**TO DO:**
Below are records; state how many of their lines hold the word "Menang", and give only the figure.

######

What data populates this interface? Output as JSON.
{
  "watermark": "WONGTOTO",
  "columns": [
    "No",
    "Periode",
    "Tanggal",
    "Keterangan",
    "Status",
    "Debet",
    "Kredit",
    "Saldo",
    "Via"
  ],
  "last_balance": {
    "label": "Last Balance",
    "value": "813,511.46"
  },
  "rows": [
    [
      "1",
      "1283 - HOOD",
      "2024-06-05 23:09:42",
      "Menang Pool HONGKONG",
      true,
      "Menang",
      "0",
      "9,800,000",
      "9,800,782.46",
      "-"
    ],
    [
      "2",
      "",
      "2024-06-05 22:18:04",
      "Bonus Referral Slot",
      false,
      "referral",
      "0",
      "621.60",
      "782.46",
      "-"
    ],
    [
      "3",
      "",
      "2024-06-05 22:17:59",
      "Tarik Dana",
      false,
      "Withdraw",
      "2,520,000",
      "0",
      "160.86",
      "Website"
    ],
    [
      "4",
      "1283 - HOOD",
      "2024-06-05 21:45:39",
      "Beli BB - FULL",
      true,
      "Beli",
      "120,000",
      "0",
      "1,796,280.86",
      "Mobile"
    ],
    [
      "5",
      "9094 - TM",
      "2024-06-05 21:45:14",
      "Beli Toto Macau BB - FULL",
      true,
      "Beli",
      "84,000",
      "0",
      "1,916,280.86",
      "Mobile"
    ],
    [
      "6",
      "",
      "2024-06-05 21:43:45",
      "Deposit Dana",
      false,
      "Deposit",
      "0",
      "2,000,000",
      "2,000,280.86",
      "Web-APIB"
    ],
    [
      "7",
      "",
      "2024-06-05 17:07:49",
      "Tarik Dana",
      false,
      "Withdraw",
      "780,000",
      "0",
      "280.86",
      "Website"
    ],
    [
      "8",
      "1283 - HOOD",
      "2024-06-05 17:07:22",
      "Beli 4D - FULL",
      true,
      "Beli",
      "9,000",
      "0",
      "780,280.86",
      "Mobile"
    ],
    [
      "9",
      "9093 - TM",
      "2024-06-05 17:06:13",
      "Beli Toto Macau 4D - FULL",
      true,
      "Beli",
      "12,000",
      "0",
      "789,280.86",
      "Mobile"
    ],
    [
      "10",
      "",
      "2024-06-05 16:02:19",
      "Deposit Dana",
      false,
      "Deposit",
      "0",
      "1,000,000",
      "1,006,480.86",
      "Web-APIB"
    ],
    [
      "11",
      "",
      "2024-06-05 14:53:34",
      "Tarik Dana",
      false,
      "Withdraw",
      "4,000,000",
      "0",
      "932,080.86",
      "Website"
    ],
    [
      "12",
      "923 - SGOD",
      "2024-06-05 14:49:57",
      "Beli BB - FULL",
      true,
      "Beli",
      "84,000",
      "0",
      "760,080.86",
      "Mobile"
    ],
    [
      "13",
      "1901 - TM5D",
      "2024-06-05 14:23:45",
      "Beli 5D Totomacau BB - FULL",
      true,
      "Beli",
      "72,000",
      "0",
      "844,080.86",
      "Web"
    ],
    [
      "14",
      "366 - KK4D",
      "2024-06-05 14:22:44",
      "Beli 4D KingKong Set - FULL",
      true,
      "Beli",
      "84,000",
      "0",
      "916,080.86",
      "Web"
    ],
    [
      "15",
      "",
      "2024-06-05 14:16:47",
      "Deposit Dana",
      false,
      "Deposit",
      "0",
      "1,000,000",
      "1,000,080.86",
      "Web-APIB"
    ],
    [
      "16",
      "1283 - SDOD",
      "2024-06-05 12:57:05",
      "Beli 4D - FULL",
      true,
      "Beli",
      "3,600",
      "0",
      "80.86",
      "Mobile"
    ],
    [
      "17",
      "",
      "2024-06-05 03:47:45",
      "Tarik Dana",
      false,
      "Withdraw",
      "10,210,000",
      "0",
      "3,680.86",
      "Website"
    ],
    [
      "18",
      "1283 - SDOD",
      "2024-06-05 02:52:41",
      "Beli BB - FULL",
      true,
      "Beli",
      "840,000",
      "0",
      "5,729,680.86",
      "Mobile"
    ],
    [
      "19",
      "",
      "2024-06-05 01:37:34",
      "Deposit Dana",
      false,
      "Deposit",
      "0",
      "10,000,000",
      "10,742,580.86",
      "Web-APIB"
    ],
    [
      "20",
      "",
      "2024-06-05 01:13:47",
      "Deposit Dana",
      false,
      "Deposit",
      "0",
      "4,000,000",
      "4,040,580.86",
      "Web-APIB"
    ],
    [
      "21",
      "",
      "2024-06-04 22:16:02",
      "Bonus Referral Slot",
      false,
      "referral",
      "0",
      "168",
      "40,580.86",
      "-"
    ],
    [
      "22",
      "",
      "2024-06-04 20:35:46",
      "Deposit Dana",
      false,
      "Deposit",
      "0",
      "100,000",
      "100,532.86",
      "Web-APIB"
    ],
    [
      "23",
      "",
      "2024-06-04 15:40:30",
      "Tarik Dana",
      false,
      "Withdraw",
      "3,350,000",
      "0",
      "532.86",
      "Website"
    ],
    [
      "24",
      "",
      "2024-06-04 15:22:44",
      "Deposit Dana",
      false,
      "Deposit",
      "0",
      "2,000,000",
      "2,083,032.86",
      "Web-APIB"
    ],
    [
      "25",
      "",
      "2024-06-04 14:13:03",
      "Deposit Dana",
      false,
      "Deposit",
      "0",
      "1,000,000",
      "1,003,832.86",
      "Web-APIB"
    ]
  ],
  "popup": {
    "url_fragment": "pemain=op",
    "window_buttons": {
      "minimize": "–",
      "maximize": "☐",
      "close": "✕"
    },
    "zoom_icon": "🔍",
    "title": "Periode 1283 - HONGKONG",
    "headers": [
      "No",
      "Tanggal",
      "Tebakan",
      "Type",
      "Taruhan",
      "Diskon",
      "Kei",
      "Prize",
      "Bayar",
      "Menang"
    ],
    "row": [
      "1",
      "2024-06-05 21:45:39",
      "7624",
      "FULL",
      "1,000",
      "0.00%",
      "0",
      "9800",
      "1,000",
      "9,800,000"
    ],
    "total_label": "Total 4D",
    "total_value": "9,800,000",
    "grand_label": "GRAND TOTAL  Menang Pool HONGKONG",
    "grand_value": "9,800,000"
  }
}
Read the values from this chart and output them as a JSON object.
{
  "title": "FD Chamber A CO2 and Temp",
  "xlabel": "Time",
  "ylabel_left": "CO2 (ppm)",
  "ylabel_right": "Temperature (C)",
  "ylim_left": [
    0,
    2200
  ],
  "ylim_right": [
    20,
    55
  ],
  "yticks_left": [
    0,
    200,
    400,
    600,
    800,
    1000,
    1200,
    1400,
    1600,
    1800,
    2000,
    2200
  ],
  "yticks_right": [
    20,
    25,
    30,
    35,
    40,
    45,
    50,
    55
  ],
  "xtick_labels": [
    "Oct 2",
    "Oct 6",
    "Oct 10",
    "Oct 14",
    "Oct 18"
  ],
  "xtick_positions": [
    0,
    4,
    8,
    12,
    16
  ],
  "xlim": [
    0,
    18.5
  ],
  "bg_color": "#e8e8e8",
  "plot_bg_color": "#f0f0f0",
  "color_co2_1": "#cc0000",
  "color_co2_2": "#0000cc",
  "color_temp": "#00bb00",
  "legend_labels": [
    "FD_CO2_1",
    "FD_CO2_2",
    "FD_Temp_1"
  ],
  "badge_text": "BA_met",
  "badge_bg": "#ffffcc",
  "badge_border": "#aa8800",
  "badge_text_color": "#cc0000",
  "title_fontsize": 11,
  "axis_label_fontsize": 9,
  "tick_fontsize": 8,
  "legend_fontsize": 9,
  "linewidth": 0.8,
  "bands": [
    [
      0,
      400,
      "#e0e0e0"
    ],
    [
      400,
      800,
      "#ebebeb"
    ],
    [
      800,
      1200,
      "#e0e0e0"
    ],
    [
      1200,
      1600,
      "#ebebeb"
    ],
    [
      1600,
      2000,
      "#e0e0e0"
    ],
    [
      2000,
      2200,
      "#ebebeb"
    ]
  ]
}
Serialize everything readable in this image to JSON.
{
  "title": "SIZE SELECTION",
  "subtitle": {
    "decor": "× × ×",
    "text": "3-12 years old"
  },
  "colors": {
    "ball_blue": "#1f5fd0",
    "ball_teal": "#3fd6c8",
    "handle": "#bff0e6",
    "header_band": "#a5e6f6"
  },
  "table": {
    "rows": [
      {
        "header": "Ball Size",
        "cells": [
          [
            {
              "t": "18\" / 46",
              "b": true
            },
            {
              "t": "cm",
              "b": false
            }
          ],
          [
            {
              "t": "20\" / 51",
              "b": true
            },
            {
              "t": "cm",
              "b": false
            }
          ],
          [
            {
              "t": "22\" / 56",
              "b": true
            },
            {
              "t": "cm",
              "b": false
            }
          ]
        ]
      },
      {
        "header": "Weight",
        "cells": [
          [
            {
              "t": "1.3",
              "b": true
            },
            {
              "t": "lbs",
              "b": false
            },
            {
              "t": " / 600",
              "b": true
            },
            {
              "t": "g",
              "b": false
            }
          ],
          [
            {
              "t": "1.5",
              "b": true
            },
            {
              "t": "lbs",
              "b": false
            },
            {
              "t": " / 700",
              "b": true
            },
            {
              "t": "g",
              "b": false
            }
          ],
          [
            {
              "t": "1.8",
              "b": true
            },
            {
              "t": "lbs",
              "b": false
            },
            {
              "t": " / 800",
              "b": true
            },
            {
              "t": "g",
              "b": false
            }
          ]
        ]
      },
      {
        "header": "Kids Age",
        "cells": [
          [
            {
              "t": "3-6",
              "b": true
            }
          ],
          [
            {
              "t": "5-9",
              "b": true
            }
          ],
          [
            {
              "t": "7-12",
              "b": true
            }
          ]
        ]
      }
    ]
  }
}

######

**WRITTEN SOLUTION:**
4